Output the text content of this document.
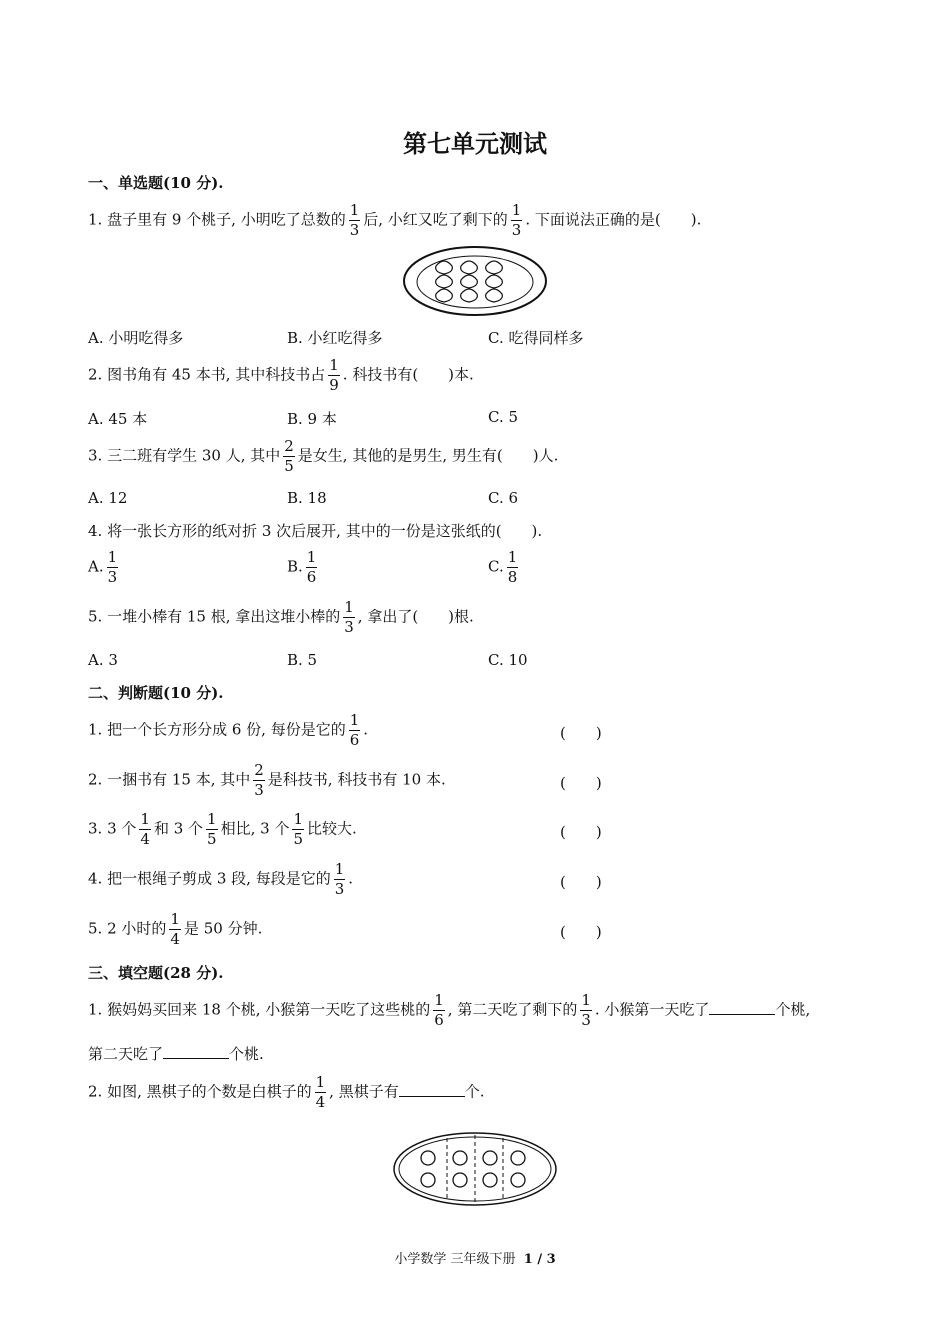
第七单元测试
一、单选题(10 分).
1. 盘子里有 9 个桃子, 小明吃了总数的 $\frac{1}{3}$ 后, 小红又吃了剩下的 $\frac{1}{3}$ . 下面说法正确的是(　　).
A. 小明吃得多	B. 小红吃得多	C. 吃得同样多
2. 图书角有 45 本书, 其中科技书占 $\frac{1}{9}$ . 科技书有(　　)本.
A. 45 本	B. 9 本	C. 5
3. 三二班有学生 30 人, 其中 $\frac{2}{5}$ 是女生, 其他的是男生, 男生有(　　)人.
A. 12	B. 18	C. 6
4. 将一张长方形的纸对折 3 次后展开, 其中的一份是这张纸的(　　).
A. $\frac{1}{3}$	B. $\frac{1}{6}$	C. $\frac{1}{8}$
5. 一堆小棒有 15 根, 拿出这堆小棒的 $\frac{1}{3}$ , 拿出了(　　)根.
A. 3	B. 5	C. 10
二、判断题(10 分).
1. 把一个长方形分成 6 份, 每份是它的 $\frac{1}{6}$ .	(　　)
2. 一捆书有 15 本, 其中 $\frac{2}{3}$ 是科技书, 科技书有 10 本.	(　　)
3. 3 个 $\frac{1}{4}$ 和 3 个 $\frac{1}{5}$ 相比, 3 个 $\frac{1}{5}$ 比较大.	(　　)
4. 把一根绳子剪成 3 段, 每段是它的 $\frac{1}{3}$ .	(　　)
5. 2 小时的 $\frac{1}{4}$ 是 50 分钟.	(　　)
三、填空题(28 分).
1. 猴妈妈买回来 18 个桃, 小猴第一天吃了这些桃的 $\frac{1}{6}$ , 第二天吃了剩下的 $\frac{1}{3}$ . 小猴第一天吃了	个桃,
第二天吃了	个桃.
2. 如图, 黑棋子的个数是白棋子的 $\frac{1}{4}$ , 黑棋子有	个.
小学数学 三年级下册 1 / 3
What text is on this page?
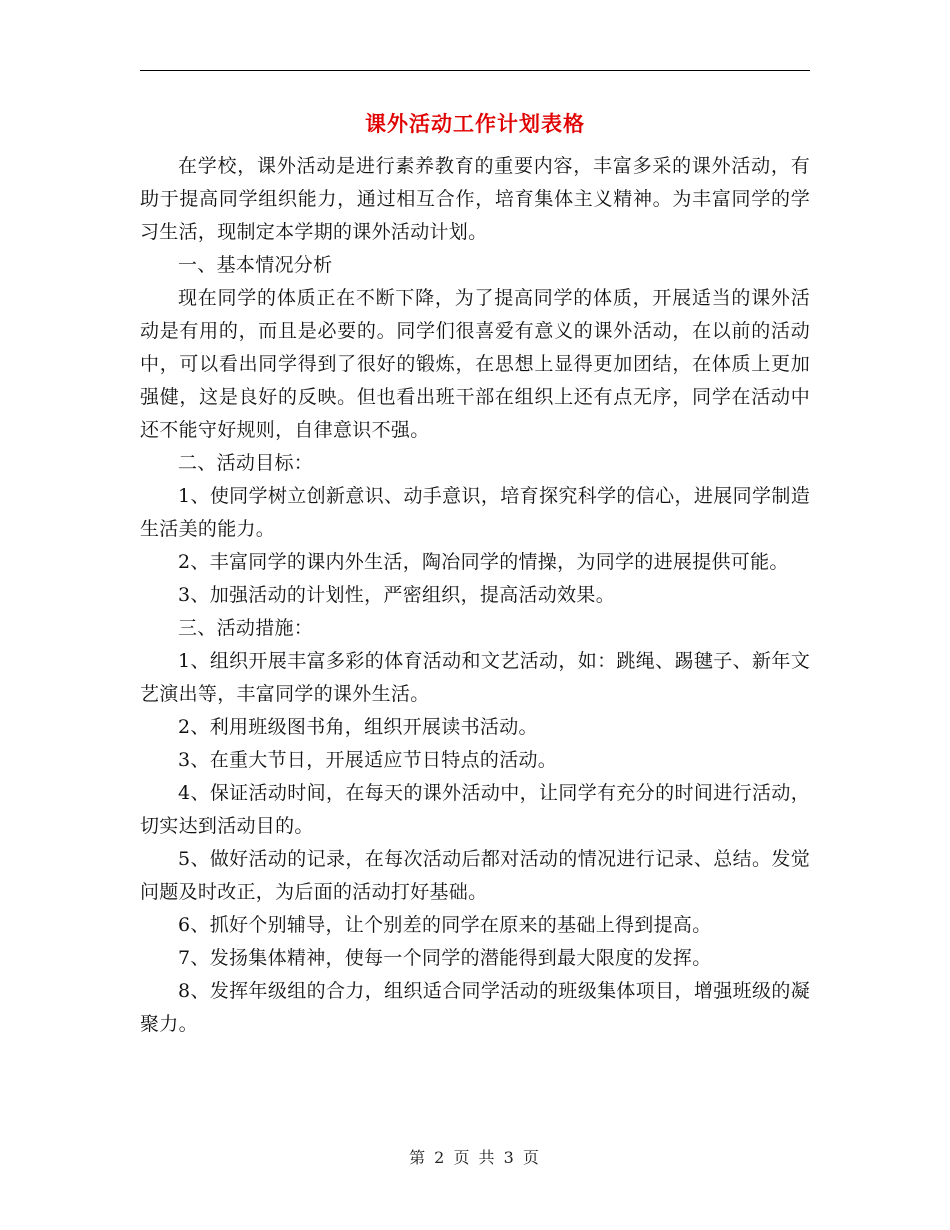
课外活动工作计划表格

在学校，课外活动是进行素养教育的重要内容，丰富多采的课外活动，有助于提高同学组织能力，通过相互合作，培育集体主义精神。为丰富同学的学习生活，现制定本学期的课外活动计划。

一、基本情况分析

现在同学的体质正在不断下降，为了提高同学的体质，开展适当的课外活动是有用的，而且是必要的。同学们很喜爱有意义的课外活动，在以前的活动中，可以看出同学得到了很好的锻炼，在思想上显得更加团结，在体质上更加强健，这是良好的反映。但也看出班干部在组织上还有点无序，同学在活动中还不能守好规则，自律意识不强。

二、活动目标：

1、使同学树立创新意识、动手意识，培育探究科学的信心，进展同学制造生活美的能力。

2、丰富同学的课内外生活，陶冶同学的情操，为同学的进展提供可能。

3、加强活动的计划性，严密组织，提高活动效果。

三、活动措施：

1、组织开展丰富多彩的体育活动和文艺活动，如：跳绳、踢毽子、新年文艺演出等，丰富同学的课外生活。

2、利用班级图书角，组织开展读书活动。

3、在重大节日，开展适应节日特点的活动。

4、保证活动时间，在每天的课外活动中，让同学有充分的时间进行活动，切实达到活动目的。

5、做好活动的记录，在每次活动后都对活动的情况进行记录、总结。发觉问题及时改正，为后面的活动打好基础。

6、抓好个别辅导，让个别差的同学在原来的基础上得到提高。

7、发扬集体精神，使每一个同学的潜能得到最大限度的发挥。

8、发挥年级组的合力，组织适合同学活动的班级集体项目，增强班级的凝聚力。

第 2 页 共 3 页
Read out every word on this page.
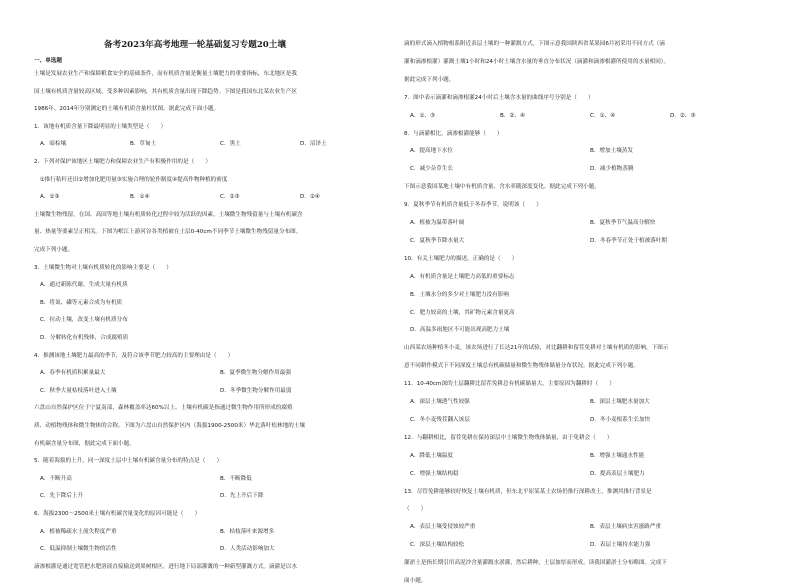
备考2023年高考地理一轮基础复习专题20土壤
一、单选题
土壤是发展农业生产和保障粮食安全的基础条件，而有机质含量是衡量土壤肥力的重要指标，东北地区是我
国土壤有机质含量较高区域，受多种因素影响，其有机质含量出现下降趋势。下图是我国东北某农业生产区
1986年、2014年分别测定的土壤有机质含量柱状图。据此完成下面小题。
1．该地有机质含量下降最明显的土壤类型是（　　）
A．暗棕壤	B．草甸土	C．黑土	D．沼泽土
2．下列对保护该地区土壤肥力和保障农业生产有积极作用的是（　　）
　①推行秸秆还田②增加化肥用量③实施合理的轮作制度④提高作物种植的密度
A．①③	B．①④	C．②③	D．②④
土壤微生物残留，在国、高国等地土壤有机质转化过程中较为活跃的因素，土壤微生物残留量与土壤有机碳含
量、热量等要素呈正相关。下图为岷江上游河谷各类植被在土层0-40cm不同季节土壤微生物残留量分布图。
完成下列小题。
3．土壤微生物对土壤有机质转化的影响主要是（　　）
A．通过新陈代谢，生成大量有机质
B．将氮、磷等元素合成为有机质
C．拉动土壤，改变土壤有机质分布
D．分解转化有机残体，合成腐殖质
4．推测该地土壤肥力最高的季节，及符合该季节肥力较高的主要理由是（　　）
A．春季有机质积累量最大	B．夏季微生物分解作用最强
C．秋季大量枯枝落叶进入土壤	D．冬季微生物分解作用最弱
六盘山自然保护区位于宁夏南部，森林覆盖率达60%以上。土壤有机碳是指通过微生物作用所形成的腐殖
质、动植物残体和微生物体的合称。下图为六盘山自然保护区内（海拔1900-2500米）华北落叶松林地的土壤
有机碳含量分布图，据此完成下面小题。
5．随着海拔的上升，同一深度土层中土壤有机碳含量分布的特点是（　　）
A．不断升高	B．不断降低
C．先下降后上升	D．先上升后下降
6．海拔2300～2500米土壤有机碳含量变化的原因可能是（　　）
A．植被稀疏水土流失程度严重	B．枯枝落叶来源增多
C．低温抑制土壤微生物的活性	D．人类活动影响加大
滴渗根灌是通过宽管把水肥溶液直接输送到果树根区，进行地下局部灌溉的一种新型灌溉方式。滴灌是以水
滴的形式滴入植物根系附近表层土壤的一种灌溉方式。下图示意我国陕西省某果园6月初采用不同方式（滴
灌和滴渗根灌）灌溉土壤1小时和24小时土壤含水量的垂直分布状况（滴灌和滴渗根灌所使用的水量相同）。
据此完成下列小题。
7．图中表示滴灌和滴渗根灌24小时后土壤含水量的曲线序号分别是（　　）
A．①、③	B．②、④	C．①、④	D．②、③
8．与滴灌相比，滴渗根灌能够（　　）
A．提高地下水位	B．增加土壤蒸发
C．减少杂草生长	D．减少植物蒸腾
下图示意我国某地土壤中有机质含量、含水率随深度变化。据此完成下列小题。
9．夏秋季节有机质含量低于冬春季节，说明该（　　）
A．植被为温带落叶阔	B．夏秋季节气温高分解快
C．夏秋季节降水量大	D．冬春季节正处于植被落叶期
10．有关土壤肥力的描述，正确的是（　　）
A．有机质含量是土壤肥力高低的重要标志
B．土壤水分的多少对土壤肥力没有影响
C．肥力较高的土壤，其矿物元素含量更高
D．高温多雨地区不可能出现高肥力土壤
山西某农场种植冬小麦，该农场进行了长达21年的试验，对比翻耕和留茬免耕对土壤有机质的影响。下图示
意不同耕作模式下不同深度土壤总有机碳储量和微生物残体储量分布状况。据此完成下列小题。
11．10-40cm深的土层翻耕比留茬免耕总有机碳储量大，主要原因为翻耕时（　　）
A．深层土壤透气性较强	B．深层土壤肥水量加大
C．冬小麦残茬翻入该层	D．冬小麦根系生长加快
12．与翻耕相比，留茬免耕在保持深层中土壤微生物残体储量，由于免耕会（　　）
A．降低土壤温度	B．增强土壤通水性能
C．增强土壤结构稳	D．提高表层土壤肥力
13．尽管免耕能够较好恢复土壤有机质，但东北平原某某土农场仍推行深耕改土，推测其推行背景是
（　　）
A．表层土壤受侵蚀较严重	B．表层土壤病虫害滋路严重
C．深层土壤结构较松	D．表层土壤持水能力强
灌淤土是指长期引用高泥沙含量灌溉水淤灌，然后耕种，土层加厚而形成。读我国灌淤土分布略图。完成下
面小题。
◆ ◆ ◆ ◆ ◆ ◆ ◆
TASK PROMPT:
Copy each line of the records that contains the word "page".

CORRECT RESULT:
What text is on this page?
Read out every word on this page.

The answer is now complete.